WHAT THE TASK ASKS ▸ Quote the listing below in its entirety.

INPUT DATA ▸
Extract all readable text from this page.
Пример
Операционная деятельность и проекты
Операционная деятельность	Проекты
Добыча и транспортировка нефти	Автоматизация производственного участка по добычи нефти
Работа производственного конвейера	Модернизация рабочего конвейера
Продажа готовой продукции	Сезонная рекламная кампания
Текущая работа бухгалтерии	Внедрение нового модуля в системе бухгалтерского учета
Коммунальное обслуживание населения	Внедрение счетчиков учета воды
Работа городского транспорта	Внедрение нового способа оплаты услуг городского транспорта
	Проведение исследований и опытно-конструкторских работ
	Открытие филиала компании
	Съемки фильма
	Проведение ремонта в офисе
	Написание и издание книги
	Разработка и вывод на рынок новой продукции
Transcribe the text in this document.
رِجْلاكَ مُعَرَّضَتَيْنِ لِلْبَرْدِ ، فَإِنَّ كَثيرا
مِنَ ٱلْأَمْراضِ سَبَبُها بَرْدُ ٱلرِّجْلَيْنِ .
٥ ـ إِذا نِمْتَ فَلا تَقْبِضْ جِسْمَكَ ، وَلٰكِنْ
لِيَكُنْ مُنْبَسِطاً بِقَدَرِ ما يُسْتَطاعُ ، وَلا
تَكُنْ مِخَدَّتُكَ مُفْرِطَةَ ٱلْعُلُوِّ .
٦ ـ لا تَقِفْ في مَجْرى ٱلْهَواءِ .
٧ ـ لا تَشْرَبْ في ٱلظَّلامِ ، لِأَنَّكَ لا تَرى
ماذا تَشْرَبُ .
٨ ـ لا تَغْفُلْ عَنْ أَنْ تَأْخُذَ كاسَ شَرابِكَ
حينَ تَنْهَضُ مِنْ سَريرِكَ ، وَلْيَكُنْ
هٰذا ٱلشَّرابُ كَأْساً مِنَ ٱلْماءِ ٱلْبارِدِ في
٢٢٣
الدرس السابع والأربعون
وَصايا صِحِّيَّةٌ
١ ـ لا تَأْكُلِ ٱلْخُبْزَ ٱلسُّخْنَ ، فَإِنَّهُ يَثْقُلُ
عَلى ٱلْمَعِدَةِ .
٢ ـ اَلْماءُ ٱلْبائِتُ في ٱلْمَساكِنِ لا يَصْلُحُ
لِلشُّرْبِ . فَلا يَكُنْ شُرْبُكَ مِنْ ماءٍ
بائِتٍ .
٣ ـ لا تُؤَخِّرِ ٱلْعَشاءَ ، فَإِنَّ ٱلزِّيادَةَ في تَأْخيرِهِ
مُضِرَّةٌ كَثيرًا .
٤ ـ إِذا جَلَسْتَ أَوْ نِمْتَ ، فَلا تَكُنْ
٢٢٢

FULL OUTPUT ▸
Extract all readable text from this page.
Пример
Операционная деятельность и проекты
Операционная деятельность	Проекты
Добыча и транспортировка нефти	Автоматизация производственного участка по добычи нефти
Работа производственного конвейера	Модернизация рабочего конвейера
Продажа готовой продукции	Сезонная рекламная кампания
Текущая работа бухгалтерии	Внедрение нового модуля в системе бухгалтерского учета
Коммунальное обслуживание населения	Внедрение счетчиков учета воды
Работа городского транспорта	Внедрение нового способа оплаты услуг городского транспорта
	Проведение исследований и опытно-конструкторских работ
	Открытие филиала компании
	Съемки фильма
	Проведение ремонта в офисе
	Написание и издание книги
	Разработка и вывод на рынок новой продукции
Transcribe the text in this document.
رِجْلاكَ مُعَرَّضَتَيْنِ لِلْبَرْدِ ، فَإِنَّ كَثيرا
مِنَ ٱلْأَمْراضِ سَبَبُها بَرْدُ ٱلرِّجْلَيْنِ .
٥ ـ إِذا نِمْتَ فَلا تَقْبِضْ جِسْمَكَ ، وَلٰكِنْ
لِيَكُنْ مُنْبَسِطاً بِقَدَرِ ما يُسْتَطاعُ ، وَلا
تَكُنْ مِخَدَّتُكَ مُفْرِطَةَ ٱلْعُلُوِّ .
٦ ـ لا تَقِفْ في مَجْرى ٱلْهَواءِ .
٧ ـ لا تَشْرَبْ في ٱلظَّلامِ ، لِأَنَّكَ لا تَرى
ماذا تَشْرَبُ .
٨ ـ لا تَغْفُلْ عَنْ أَنْ تَأْخُذَ كاسَ شَرابِكَ
حينَ تَنْهَضُ مِنْ سَريرِكَ ، وَلْيَكُنْ
هٰذا ٱلشَّرابُ كَأْساً مِنَ ٱلْماءِ ٱلْبارِدِ في
٢٢٣
الدرس السابع والأربعون
وَصايا صِحِّيَّةٌ
١ ـ لا تَأْكُلِ ٱلْخُبْزَ ٱلسُّخْنَ ، فَإِنَّهُ يَثْقُلُ
عَلى ٱلْمَعِدَةِ .
٢ ـ اَلْماءُ ٱلْبائِتُ في ٱلْمَساكِنِ لا يَصْلُحُ
لِلشُّرْبِ . فَلا يَكُنْ شُرْبُكَ مِنْ ماءٍ
بائِتٍ .
٣ ـ لا تُؤَخِّرِ ٱلْعَشاءَ ، فَإِنَّ ٱلزِّيادَةَ في تَأْخيرِهِ
مُضِرَّةٌ كَثيرًا .
٤ ـ إِذا جَلَسْتَ أَوْ نِمْتَ ، فَلا تَكُنْ
٢٢٢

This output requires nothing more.